[Stored data]
## START

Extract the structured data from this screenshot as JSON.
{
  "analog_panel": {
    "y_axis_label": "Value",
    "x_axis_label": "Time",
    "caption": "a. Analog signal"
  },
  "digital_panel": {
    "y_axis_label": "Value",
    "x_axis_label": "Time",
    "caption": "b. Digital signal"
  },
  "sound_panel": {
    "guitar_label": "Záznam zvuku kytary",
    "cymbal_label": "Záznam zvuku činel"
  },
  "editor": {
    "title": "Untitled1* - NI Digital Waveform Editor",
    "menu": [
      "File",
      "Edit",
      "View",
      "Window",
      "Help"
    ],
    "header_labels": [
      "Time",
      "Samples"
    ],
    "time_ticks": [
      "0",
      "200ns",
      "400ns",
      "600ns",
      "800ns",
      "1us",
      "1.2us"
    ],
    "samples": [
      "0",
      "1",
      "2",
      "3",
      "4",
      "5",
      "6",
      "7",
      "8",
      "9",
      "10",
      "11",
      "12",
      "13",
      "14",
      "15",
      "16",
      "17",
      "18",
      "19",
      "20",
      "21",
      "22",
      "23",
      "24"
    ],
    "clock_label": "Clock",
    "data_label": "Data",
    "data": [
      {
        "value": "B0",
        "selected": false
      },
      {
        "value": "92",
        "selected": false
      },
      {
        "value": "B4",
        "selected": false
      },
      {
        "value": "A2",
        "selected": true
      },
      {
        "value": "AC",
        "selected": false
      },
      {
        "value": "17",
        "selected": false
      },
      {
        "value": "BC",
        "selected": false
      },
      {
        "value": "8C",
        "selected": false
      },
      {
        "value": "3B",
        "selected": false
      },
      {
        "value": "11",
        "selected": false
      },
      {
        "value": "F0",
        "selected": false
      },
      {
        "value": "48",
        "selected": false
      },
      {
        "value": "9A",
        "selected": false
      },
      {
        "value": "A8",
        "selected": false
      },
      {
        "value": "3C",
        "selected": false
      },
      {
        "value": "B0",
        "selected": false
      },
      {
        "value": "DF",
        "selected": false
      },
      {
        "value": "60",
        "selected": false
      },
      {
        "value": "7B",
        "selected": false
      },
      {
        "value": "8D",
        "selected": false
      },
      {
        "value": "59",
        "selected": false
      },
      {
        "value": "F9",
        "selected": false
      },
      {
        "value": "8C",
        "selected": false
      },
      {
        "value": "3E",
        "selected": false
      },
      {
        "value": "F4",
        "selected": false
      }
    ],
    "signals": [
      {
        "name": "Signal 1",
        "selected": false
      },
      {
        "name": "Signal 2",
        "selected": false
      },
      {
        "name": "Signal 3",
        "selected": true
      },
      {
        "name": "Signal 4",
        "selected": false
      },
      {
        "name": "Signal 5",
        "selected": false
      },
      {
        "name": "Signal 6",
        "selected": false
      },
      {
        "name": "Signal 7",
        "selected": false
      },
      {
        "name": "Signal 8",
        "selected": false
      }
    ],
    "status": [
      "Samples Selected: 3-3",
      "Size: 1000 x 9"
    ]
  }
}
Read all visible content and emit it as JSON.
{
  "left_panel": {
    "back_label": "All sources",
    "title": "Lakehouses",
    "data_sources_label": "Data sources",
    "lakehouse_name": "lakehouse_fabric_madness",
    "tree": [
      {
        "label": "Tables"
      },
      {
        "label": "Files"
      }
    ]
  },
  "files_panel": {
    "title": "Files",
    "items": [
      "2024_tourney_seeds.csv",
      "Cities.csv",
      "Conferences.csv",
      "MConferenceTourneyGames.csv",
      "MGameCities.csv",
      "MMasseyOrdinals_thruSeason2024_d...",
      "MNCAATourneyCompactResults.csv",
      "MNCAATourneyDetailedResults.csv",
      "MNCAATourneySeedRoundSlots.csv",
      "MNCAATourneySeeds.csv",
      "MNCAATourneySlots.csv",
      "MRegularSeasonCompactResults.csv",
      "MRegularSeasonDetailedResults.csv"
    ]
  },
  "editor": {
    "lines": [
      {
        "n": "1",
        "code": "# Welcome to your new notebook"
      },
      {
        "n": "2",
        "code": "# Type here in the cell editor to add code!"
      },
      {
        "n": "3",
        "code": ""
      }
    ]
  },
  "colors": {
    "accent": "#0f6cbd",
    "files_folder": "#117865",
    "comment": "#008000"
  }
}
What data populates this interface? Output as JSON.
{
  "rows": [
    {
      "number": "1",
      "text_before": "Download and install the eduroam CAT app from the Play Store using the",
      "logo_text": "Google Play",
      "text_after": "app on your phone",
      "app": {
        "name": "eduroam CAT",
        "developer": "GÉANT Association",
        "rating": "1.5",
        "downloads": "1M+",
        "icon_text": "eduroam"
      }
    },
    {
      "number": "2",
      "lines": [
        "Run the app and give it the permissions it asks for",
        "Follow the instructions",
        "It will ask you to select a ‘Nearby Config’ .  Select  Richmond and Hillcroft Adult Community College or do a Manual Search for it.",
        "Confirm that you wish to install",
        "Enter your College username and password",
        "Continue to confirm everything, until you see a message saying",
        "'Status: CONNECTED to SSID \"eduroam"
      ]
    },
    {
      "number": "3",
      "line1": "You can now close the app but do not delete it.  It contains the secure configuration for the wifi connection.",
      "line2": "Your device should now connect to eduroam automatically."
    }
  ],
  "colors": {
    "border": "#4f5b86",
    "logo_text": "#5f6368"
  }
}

## END

■ What is needed
Transcribe the entire listing above precisely.

■ Answer to this exercise
Extract the structured data from this screenshot as JSON.
{
  "analog_panel": {
    "y_axis_label": "Value",
    "x_axis_label": "Time",
    "caption": "a. Analog signal"
  },
  "digital_panel": {
    "y_axis_label": "Value",
    "x_axis_label": "Time",
    "caption": "b. Digital signal"
  },
  "sound_panel": {
    "guitar_label": "Záznam zvuku kytary",
    "cymbal_label": "Záznam zvuku činel"
  },
  "editor": {
    "title": "Untitled1* - NI Digital Waveform Editor",
    "menu": [
      "File",
      "Edit",
      "View",
      "Window",
      "Help"
    ],
    "header_labels": [
      "Time",
      "Samples"
    ],
    "time_ticks": [
      "0",
      "200ns",
      "400ns",
      "600ns",
      "800ns",
      "1us",
      "1.2us"
    ],
    "samples": [
      "0",
      "1",
      "2",
      "3",
      "4",
      "5",
      "6",
      "7",
      "8",
      "9",
      "10",
      "11",
      "12",
      "13",
      "14",
      "15",
      "16",
      "17",
      "18",
      "19",
      "20",
      "21",
      "22",
      "23",
      "24"
    ],
    "clock_label": "Clock",
    "data_label": "Data",
    "data": [
      {
        "value": "B0",
        "selected": false
      },
      {
        "value": "92",
        "selected": false
      },
      {
        "value": "B4",
        "selected": false
      },
      {
        "value": "A2",
        "selected": true
      },
      {
        "value": "AC",
        "selected": false
      },
      {
        "value": "17",
        "selected": false
      },
      {
        "value": "BC",
        "selected": false
      },
      {
        "value": "8C",
        "selected": false
      },
      {
        "value": "3B",
        "selected": false
      },
      {
        "value": "11",
        "selected": false
      },
      {
        "value": "F0",
        "selected": false
      },
      {
        "value": "48",
        "selected": false
      },
      {
        "value": "9A",
        "selected": false
      },
      {
        "value": "A8",
        "selected": false
      },
      {
        "value": "3C",
        "selected": false
      },
      {
        "value": "B0",
        "selected": false
      },
      {
        "value": "DF",
        "selected": false
      },
      {
        "value": "60",
        "selected": false
      },
      {
        "value": "7B",
        "selected": false
      },
      {
        "value": "8D",
        "selected": false
      },
      {
        "value": "59",
        "selected": false
      },
      {
        "value": "F9",
        "selected": false
      },
      {
        "value": "8C",
        "selected": false
      },
      {
        "value": "3E",
        "selected": false
      },
      {
        "value": "F4",
        "selected": false
      }
    ],
    "signals": [
      {
        "name": "Signal 1",
        "selected": false
      },
      {
        "name": "Signal 2",
        "selected": false
      },
      {
        "name": "Signal 3",
        "selected": true
      },
      {
        "name": "Signal 4",
        "selected": false
      },
      {
        "name": "Signal 5",
        "selected": false
      },
      {
        "name": "Signal 6",
        "selected": false
      },
      {
        "name": "Signal 7",
        "selected": false
      },
      {
        "name": "Signal 8",
        "selected": false
      }
    ],
    "status": [
      "Samples Selected: 3-3",
      "Size: 1000 x 9"
    ]
  }
}
Read all visible content and emit it as JSON.
{
  "left_panel": {
    "back_label": "All sources",
    "title": "Lakehouses",
    "data_sources_label": "Data sources",
    "lakehouse_name": "lakehouse_fabric_madness",
    "tree": [
      {
        "label": "Tables"
      },
      {
        "label": "Files"
      }
    ]
  },
  "files_panel": {
    "title": "Files",
    "items": [
      "2024_tourney_seeds.csv",
      "Cities.csv",
      "Conferences.csv",
      "MConferenceTourneyGames.csv",
      "MGameCities.csv",
      "MMasseyOrdinals_thruSeason2024_d...",
      "MNCAATourneyCompactResults.csv",
      "MNCAATourneyDetailedResults.csv",
      "MNCAATourneySeedRoundSlots.csv",
      "MNCAATourneySeeds.csv",
      "MNCAATourneySlots.csv",
      "MRegularSeasonCompactResults.csv",
      "MRegularSeasonDetailedResults.csv"
    ]
  },
  "editor": {
    "lines": [
      {
        "n": "1",
        "code": "# Welcome to your new notebook"
      },
      {
        "n": "2",
        "code": "# Type here in the cell editor to add code!"
      },
      {
        "n": "3",
        "code": ""
      }
    ]
  },
  "colors": {
    "accent": "#0f6cbd",
    "files_folder": "#117865",
    "comment": "#008000"
  }
}
What data populates this interface? Output as JSON.
{
  "rows": [
    {
      "number": "1",
      "text_before": "Download and install the eduroam CAT app from the Play Store using the",
      "logo_text": "Google Play",
      "text_after": "app on your phone",
      "app": {
        "name": "eduroam CAT",
        "developer": "GÉANT Association",
        "rating": "1.5",
        "downloads": "1M+",
        "icon_text": "eduroam"
      }
    },
    {
      "number": "2",
      "lines": [
        "Run the app and give it the permissions it asks for",
        "Follow the instructions",
        "It will ask you to select a ‘Nearby Config’ .  Select  Richmond and Hillcroft Adult Community College or do a Manual Search for it.",
        "Confirm that you wish to install",
        "Enter your College username and password",
        "Continue to confirm everything, until you see a message saying",
        "'Status: CONNECTED to SSID \"eduroam"
      ]
    },
    {
      "number": "3",
      "line1": "You can now close the app but do not delete it.  It contains the secure configuration for the wifi connection.",
      "line2": "Your device should now connect to eduroam automatically."
    }
  ],
  "colors": {
    "border": "#4f5b86",
    "logo_text": "#5f6368"
  }
}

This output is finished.